*Entries provided:*
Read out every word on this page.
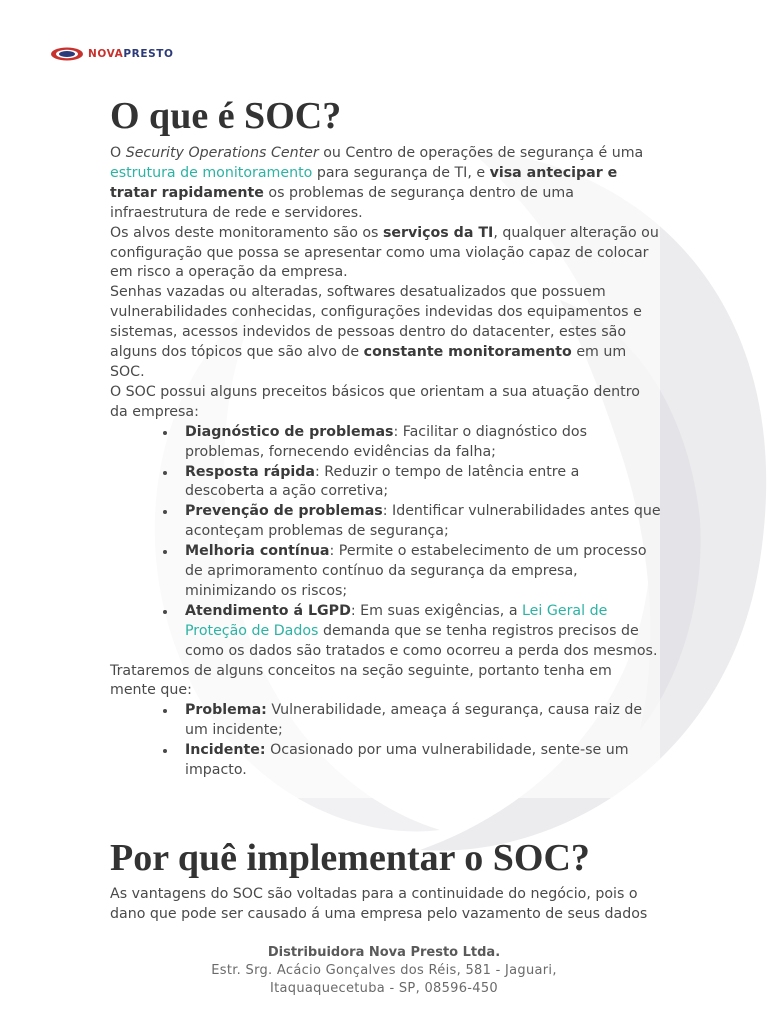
NOVAPRESTO
O que é SOC?

O Security Operations Center ou Centro de operações de segurança é uma estrutura de monitoramento para segurança de TI, e visa antecipar e tratar rapidamente os problemas de segurança dentro de uma infraestrutura de rede e servidores.

Os alvos deste monitoramento são os serviços da TI, qualquer alteração ou configuração que possa se apresentar como uma violação capaz de colocar em risco a operação da empresa.

Senhas vazadas ou alteradas, softwares desatualizados que possuem vulnerabilidades conhecidas, configurações indevidas dos equipamentos e sistemas, acessos indevidos de pessoas dentro do datacenter, estes são alguns dos tópicos que são alvo de constante monitoramento em um SOC.

O SOC possui alguns preceitos básicos que orientam a sua atuação dentro da empresa:

Diagnóstico de problemas: Facilitar o diagnóstico dos problemas, fornecendo evidências da falha;
Resposta rápida: Reduzir o tempo de latência entre a descoberta a ação corretiva;
Prevenção de problemas: Identificar vulnerabilidades antes que aconteçam problemas de segurança;
Melhoria contínua: Permite o estabelecimento de um processo de aprimoramento contínuo da segurança da empresa, minimizando os riscos;
Atendimento á LGPD: Em suas exigências, a Lei Geral de Proteção de Dados demanda que se tenha registros precisos de como os dados são tratados e como ocorreu a perda dos mesmos.

Trataremos de alguns conceitos na seção seguinte, portanto tenha em mente que:

Problema: Vulnerabilidade, ameaça á segurança, causa raiz de um incidente;
Incidente: Ocasionado por uma vulnerabilidade, sente-se um impacto.
Por quê implementar o SOC?

As vantagens do SOC são voltadas para a continuidade do negócio, pois o dano que pode ser causado á uma empresa pelo vazamento de seus dados

Distribuidora Nova Presto Ltda.
Estr. Srg. Acácio Gonçalves dos Réis, 581 - Jaguari,
Itaquaquecetuba - SP, 08596-450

*Stated problem:* Repeat the data exactly in full, omitting its pictures.

*Response below:*
Read out every word on this page.
NOVAPRESTO
O que é SOC?

O Security Operations Center ou Centro de operações de segurança é uma estrutura de monitoramento para segurança de TI, e visa antecipar e tratar rapidamente os problemas de segurança dentro de uma infraestrutura de rede e servidores.

Os alvos deste monitoramento são os serviços da TI, qualquer alteração ou configuração que possa se apresentar como uma violação capaz de colocar em risco a operação da empresa.

Senhas vazadas ou alteradas, softwares desatualizados que possuem vulnerabilidades conhecidas, configurações indevidas dos equipamentos e sistemas, acessos indevidos de pessoas dentro do datacenter, estes são alguns dos tópicos que são alvo de constante monitoramento em um SOC.

O SOC possui alguns preceitos básicos que orientam a sua atuação dentro da empresa:

Diagnóstico de problemas: Facilitar o diagnóstico dos problemas, fornecendo evidências da falha;
Resposta rápida: Reduzir o tempo de latência entre a descoberta a ação corretiva;
Prevenção de problemas: Identificar vulnerabilidades antes que aconteçam problemas de segurança;
Melhoria contínua: Permite o estabelecimento de um processo de aprimoramento contínuo da segurança da empresa, minimizando os riscos;
Atendimento á LGPD: Em suas exigências, a Lei Geral de Proteção de Dados demanda que se tenha registros precisos de como os dados são tratados e como ocorreu a perda dos mesmos.

Trataremos de alguns conceitos na seção seguinte, portanto tenha em mente que:

Problema: Vulnerabilidade, ameaça á segurança, causa raiz de um incidente;
Incidente: Ocasionado por uma vulnerabilidade, sente-se um impacto.
Por quê implementar o SOC?

As vantagens do SOC são voltadas para a continuidade do negócio, pois o dano que pode ser causado á uma empresa pelo vazamento de seus dados

Distribuidora Nova Presto Ltda.
Estr. Srg. Acácio Gonçalves dos Réis, 581 - Jaguari,
Itaquaquecetuba - SP, 08596-450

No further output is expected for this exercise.